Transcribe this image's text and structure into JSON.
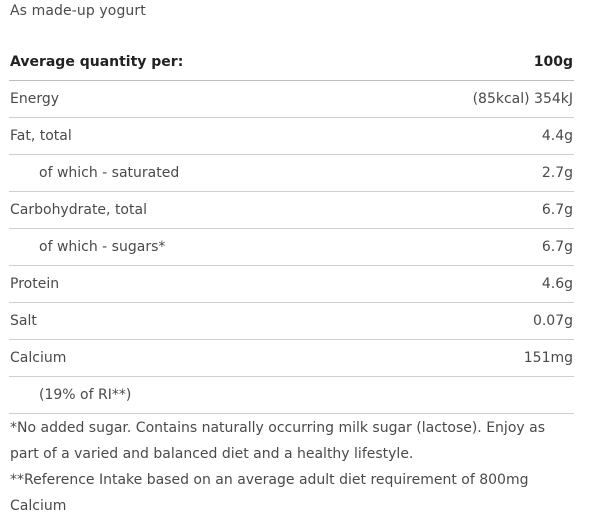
{
  "subtitle": "As made-up yogurt",
  "table": {
    "header": {
      "label": "Average quantity per:",
      "unit": "100g"
    },
    "rows": [
      {
        "name": "Energy",
        "value": "(85kcal) 354kJ",
        "indent": false
      },
      {
        "name": "Fat, total",
        "value": "4.4g",
        "indent": false
      },
      {
        "name": "of which - saturated",
        "value": "2.7g",
        "indent": true
      },
      {
        "name": "Carbohydrate, total",
        "value": "6.7g",
        "indent": false
      },
      {
        "name": "of which - sugars*",
        "value": "6.7g",
        "indent": true
      },
      {
        "name": "Protein",
        "value": "4.6g",
        "indent": false
      },
      {
        "name": "Salt",
        "value": "0.07g",
        "indent": false
      },
      {
        "name": "Calcium",
        "value": "151mg",
        "indent": false
      },
      {
        "name": "(19% of RI**)",
        "value": "",
        "indent": true
      }
    ]
  },
  "footnotes": [
    "*No added sugar. Contains naturally occurring milk sugar (lactose). Enjoy as part of a varied and balanced diet and a healthy lifestyle.",
    "**Reference Intake based on an average adult diet requirement of 800mg Calcium"
  ]
}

++++

PROBLEM TO SOLVE: Retype the data exactly; images stay out.

SOLVED PROBLEM:
Transcribe this image's text and structure into JSON.
{
  "subtitle": "As made-up yogurt",
  "table": {
    "header": {
      "label": "Average quantity per:",
      "unit": "100g"
    },
    "rows": [
      {
        "name": "Energy",
        "value": "(85kcal) 354kJ",
        "indent": false
      },
      {
        "name": "Fat, total",
        "value": "4.4g",
        "indent": false
      },
      {
        "name": "of which - saturated",
        "value": "2.7g",
        "indent": true
      },
      {
        "name": "Carbohydrate, total",
        "value": "6.7g",
        "indent": false
      },
      {
        "name": "of which - sugars*",
        "value": "6.7g",
        "indent": true
      },
      {
        "name": "Protein",
        "value": "4.6g",
        "indent": false
      },
      {
        "name": "Salt",
        "value": "0.07g",
        "indent": false
      },
      {
        "name": "Calcium",
        "value": "151mg",
        "indent": false
      },
      {
        "name": "(19% of RI**)",
        "value": "",
        "indent": true
      }
    ]
  },
  "footnotes": [
    "*No added sugar. Contains naturally occurring milk sugar (lactose). Enjoy as part of a varied and balanced diet and a healthy lifestyle.",
    "**Reference Intake based on an average adult diet requirement of 800mg Calcium"
  ]
}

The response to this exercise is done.